GOAL OF THE EXERCISE | Copy out the data below, substituting "book-name" for every occurrence of "book-title" and leaving all other text unchanged.

(Stored records)
____

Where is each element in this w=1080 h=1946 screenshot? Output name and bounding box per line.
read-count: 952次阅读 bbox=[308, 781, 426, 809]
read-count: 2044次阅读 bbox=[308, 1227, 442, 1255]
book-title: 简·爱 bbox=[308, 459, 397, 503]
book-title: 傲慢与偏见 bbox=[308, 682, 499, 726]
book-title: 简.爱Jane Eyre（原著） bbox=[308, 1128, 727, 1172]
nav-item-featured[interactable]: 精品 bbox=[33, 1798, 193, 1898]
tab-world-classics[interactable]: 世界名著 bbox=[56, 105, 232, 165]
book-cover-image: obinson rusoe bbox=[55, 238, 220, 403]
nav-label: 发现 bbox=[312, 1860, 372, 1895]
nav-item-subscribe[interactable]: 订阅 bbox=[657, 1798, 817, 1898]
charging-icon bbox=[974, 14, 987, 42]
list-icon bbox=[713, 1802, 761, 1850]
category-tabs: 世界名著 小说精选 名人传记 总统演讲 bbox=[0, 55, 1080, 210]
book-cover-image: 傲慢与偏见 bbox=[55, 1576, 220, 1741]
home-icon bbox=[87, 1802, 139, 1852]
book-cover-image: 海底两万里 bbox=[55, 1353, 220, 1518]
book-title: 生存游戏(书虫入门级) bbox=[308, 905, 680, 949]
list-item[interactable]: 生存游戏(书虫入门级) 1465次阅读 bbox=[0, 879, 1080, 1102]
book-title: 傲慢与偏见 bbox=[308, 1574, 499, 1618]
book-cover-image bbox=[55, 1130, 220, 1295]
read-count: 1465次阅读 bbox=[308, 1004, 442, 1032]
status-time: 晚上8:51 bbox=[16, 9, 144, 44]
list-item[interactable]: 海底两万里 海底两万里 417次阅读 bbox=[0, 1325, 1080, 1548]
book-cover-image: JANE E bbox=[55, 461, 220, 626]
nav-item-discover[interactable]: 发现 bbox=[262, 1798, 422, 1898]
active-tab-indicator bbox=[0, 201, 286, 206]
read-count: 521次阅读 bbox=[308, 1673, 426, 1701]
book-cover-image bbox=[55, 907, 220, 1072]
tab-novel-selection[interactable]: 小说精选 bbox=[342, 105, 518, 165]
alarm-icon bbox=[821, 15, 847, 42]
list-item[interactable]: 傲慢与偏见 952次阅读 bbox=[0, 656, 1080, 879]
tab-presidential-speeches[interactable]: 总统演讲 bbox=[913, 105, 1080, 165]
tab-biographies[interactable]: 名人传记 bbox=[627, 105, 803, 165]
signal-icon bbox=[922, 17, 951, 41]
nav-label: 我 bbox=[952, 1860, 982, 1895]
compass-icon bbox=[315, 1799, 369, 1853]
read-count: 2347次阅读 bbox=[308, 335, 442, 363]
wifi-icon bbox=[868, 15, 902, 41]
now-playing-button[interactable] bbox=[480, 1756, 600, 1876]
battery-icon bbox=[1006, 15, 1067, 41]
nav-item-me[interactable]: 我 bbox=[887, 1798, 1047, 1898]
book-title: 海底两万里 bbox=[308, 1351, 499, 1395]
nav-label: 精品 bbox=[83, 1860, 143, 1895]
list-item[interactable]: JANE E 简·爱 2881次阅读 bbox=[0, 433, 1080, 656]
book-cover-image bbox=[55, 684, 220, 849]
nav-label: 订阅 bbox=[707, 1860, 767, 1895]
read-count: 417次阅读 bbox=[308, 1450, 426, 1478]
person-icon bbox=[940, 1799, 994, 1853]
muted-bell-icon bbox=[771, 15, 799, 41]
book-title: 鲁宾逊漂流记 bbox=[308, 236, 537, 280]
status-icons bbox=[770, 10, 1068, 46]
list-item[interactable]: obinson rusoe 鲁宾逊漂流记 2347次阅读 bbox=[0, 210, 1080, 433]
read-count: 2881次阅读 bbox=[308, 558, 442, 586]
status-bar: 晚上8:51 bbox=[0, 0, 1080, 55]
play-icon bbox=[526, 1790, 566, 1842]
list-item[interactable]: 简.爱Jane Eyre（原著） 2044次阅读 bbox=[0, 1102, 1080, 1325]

____

SOLVED PROBLEM |
Where is each element in this w=1080 h=1946 screenshot? Output name and bounding box per line.
read-count: 952次阅读 bbox=[308, 781, 426, 809]
read-count: 2044次阅读 bbox=[308, 1227, 442, 1255]
book-name: 简·爱 bbox=[308, 459, 397, 503]
book-name: 傲慢与偏见 bbox=[308, 682, 499, 726]
book-name: 简.爱Jane Eyre（原著） bbox=[308, 1128, 727, 1172]
nav-item-featured[interactable]: 精品 bbox=[33, 1798, 193, 1898]
tab-world-classics[interactable]: 世界名著 bbox=[56, 105, 232, 165]
book-cover-image: obinson rusoe bbox=[55, 238, 220, 403]
nav-label: 发现 bbox=[312, 1860, 372, 1895]
nav-item-subscribe[interactable]: 订阅 bbox=[657, 1798, 817, 1898]
charging-icon bbox=[974, 14, 987, 42]
list-icon bbox=[713, 1802, 761, 1850]
category-tabs: 世界名著 小说精选 名人传记 总统演讲 bbox=[0, 55, 1080, 210]
book-cover-image: 傲慢与偏见 bbox=[55, 1576, 220, 1741]
home-icon bbox=[87, 1802, 139, 1852]
book-cover-image: 海底两万里 bbox=[55, 1353, 220, 1518]
book-name: 生存游戏(书虫入门级) bbox=[308, 905, 680, 949]
list-item[interactable]: 生存游戏(书虫入门级) 1465次阅读 bbox=[0, 879, 1080, 1102]
book-name: 傲慢与偏见 bbox=[308, 1574, 499, 1618]
book-cover-image bbox=[55, 1130, 220, 1295]
read-count: 1465次阅读 bbox=[308, 1004, 442, 1032]
status-time: 晚上8:51 bbox=[16, 9, 144, 44]
list-item[interactable]: 海底两万里 海底两万里 417次阅读 bbox=[0, 1325, 1080, 1548]
book-cover-image: JANE E bbox=[55, 461, 220, 626]
nav-item-discover[interactable]: 发现 bbox=[262, 1798, 422, 1898]
active-tab-indicator bbox=[0, 201, 286, 206]
read-count: 521次阅读 bbox=[308, 1673, 426, 1701]
book-cover-image bbox=[55, 907, 220, 1072]
tab-novel-selection[interactable]: 小说精选 bbox=[342, 105, 518, 165]
alarm-icon bbox=[821, 15, 847, 42]
list-item[interactable]: 傲慢与偏见 952次阅读 bbox=[0, 656, 1080, 879]
tab-presidential-speeches[interactable]: 总统演讲 bbox=[913, 105, 1080, 165]
tab-biographies[interactable]: 名人传记 bbox=[627, 105, 803, 165]
signal-icon bbox=[922, 17, 951, 41]
nav-label: 我 bbox=[952, 1860, 982, 1895]
compass-icon bbox=[315, 1799, 369, 1853]
read-count: 2347次阅读 bbox=[308, 335, 442, 363]
wifi-icon bbox=[868, 15, 902, 41]
now-playing-button[interactable] bbox=[480, 1756, 600, 1876]
battery-icon bbox=[1006, 15, 1067, 41]
nav-item-me[interactable]: 我 bbox=[887, 1798, 1047, 1898]
book-name: 海底两万里 bbox=[308, 1351, 499, 1395]
nav-label: 精品 bbox=[83, 1860, 143, 1895]
list-item[interactable]: JANE E 简·爱 2881次阅读 bbox=[0, 433, 1080, 656]
book-cover-image bbox=[55, 684, 220, 849]
nav-label: 订阅 bbox=[707, 1860, 767, 1895]
read-count: 417次阅读 bbox=[308, 1450, 426, 1478]
person-icon bbox=[940, 1799, 994, 1853]
muted-bell-icon bbox=[771, 15, 799, 41]
book-name: 鲁宾逊漂流记 bbox=[308, 236, 537, 280]
status-icons bbox=[770, 10, 1068, 46]
list-item[interactable]: obinson rusoe 鲁宾逊漂流记 2347次阅读 bbox=[0, 210, 1080, 433]
read-count: 2881次阅读 bbox=[308, 558, 442, 586]
status-bar: 晚上8:51 bbox=[0, 0, 1080, 55]
play-icon bbox=[526, 1790, 566, 1842]
list-item[interactable]: 简.爱Jane Eyre（原著） 2044次阅读 bbox=[0, 1102, 1080, 1325]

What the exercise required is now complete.